(Saved entries)
......

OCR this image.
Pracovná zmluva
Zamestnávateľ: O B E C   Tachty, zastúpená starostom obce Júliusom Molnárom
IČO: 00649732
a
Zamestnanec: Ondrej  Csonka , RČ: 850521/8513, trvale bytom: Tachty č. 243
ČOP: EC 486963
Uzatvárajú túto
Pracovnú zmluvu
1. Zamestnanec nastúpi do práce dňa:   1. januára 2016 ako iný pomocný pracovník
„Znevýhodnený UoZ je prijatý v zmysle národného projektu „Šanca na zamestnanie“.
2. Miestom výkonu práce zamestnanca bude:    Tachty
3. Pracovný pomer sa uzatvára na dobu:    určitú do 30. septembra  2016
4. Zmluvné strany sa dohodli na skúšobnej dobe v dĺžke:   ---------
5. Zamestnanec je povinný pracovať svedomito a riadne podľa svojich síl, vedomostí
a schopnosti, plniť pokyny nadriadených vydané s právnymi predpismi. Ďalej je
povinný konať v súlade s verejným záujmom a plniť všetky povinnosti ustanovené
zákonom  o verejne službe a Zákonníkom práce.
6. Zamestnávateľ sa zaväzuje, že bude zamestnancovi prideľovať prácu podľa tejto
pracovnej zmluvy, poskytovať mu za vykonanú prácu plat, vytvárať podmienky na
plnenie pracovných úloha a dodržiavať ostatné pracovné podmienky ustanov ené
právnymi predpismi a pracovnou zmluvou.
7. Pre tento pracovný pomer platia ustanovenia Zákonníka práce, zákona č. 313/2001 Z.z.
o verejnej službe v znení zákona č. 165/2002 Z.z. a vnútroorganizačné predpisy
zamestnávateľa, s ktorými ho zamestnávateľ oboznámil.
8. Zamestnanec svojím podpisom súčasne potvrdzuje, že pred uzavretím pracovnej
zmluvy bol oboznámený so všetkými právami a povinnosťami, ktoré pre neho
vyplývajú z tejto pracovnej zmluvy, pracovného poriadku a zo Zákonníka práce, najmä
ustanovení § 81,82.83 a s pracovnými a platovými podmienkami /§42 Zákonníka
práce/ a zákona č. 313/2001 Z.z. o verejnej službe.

......

_Requirement_
All of the data needs to be printed once more, exactly.

_Result_
OCR this image.
Pracovná zmluva
Zamestnávateľ: O B E C   Tachty, zastúpená starostom obce Júliusom Molnárom
IČO: 00649732
a
Zamestnanec: Ondrej  Csonka , RČ: 850521/8513, trvale bytom: Tachty č. 243
ČOP: EC 486963
Uzatvárajú túto
Pracovnú zmluvu
1. Zamestnanec nastúpi do práce dňa:   1. januára 2016 ako iný pomocný pracovník
„Znevýhodnený UoZ je prijatý v zmysle národného projektu „Šanca na zamestnanie“.
2. Miestom výkonu práce zamestnanca bude:    Tachty
3. Pracovný pomer sa uzatvára na dobu:    určitú do 30. septembra  2016
4. Zmluvné strany sa dohodli na skúšobnej dobe v dĺžke:   ---------
5. Zamestnanec je povinný pracovať svedomito a riadne podľa svojich síl, vedomostí
a schopnosti, plniť pokyny nadriadených vydané s právnymi predpismi. Ďalej je
povinný konať v súlade s verejným záujmom a plniť všetky povinnosti ustanovené
zákonom  o verejne službe a Zákonníkom práce.
6. Zamestnávateľ sa zaväzuje, že bude zamestnancovi prideľovať prácu podľa tejto
pracovnej zmluvy, poskytovať mu za vykonanú prácu plat, vytvárať podmienky na
plnenie pracovných úloha a dodržiavať ostatné pracovné podmienky ustanov ené
právnymi predpismi a pracovnou zmluvou.
7. Pre tento pracovný pomer platia ustanovenia Zákonníka práce, zákona č. 313/2001 Z.z.
o verejnej službe v znení zákona č. 165/2002 Z.z. a vnútroorganizačné predpisy
zamestnávateľa, s ktorými ho zamestnávateľ oboznámil.
8. Zamestnanec svojím podpisom súčasne potvrdzuje, že pred uzavretím pracovnej
zmluvy bol oboznámený so všetkými právami a povinnosťami, ktoré pre neho
vyplývajú z tejto pracovnej zmluvy, pracovného poriadku a zo Zákonníka práce, najmä
ustanovení § 81,82.83 a s pracovnými a platovými podmienkami /§42 Zákonníka
práce/ a zákona č. 313/2001 Z.z. o verejnej službe.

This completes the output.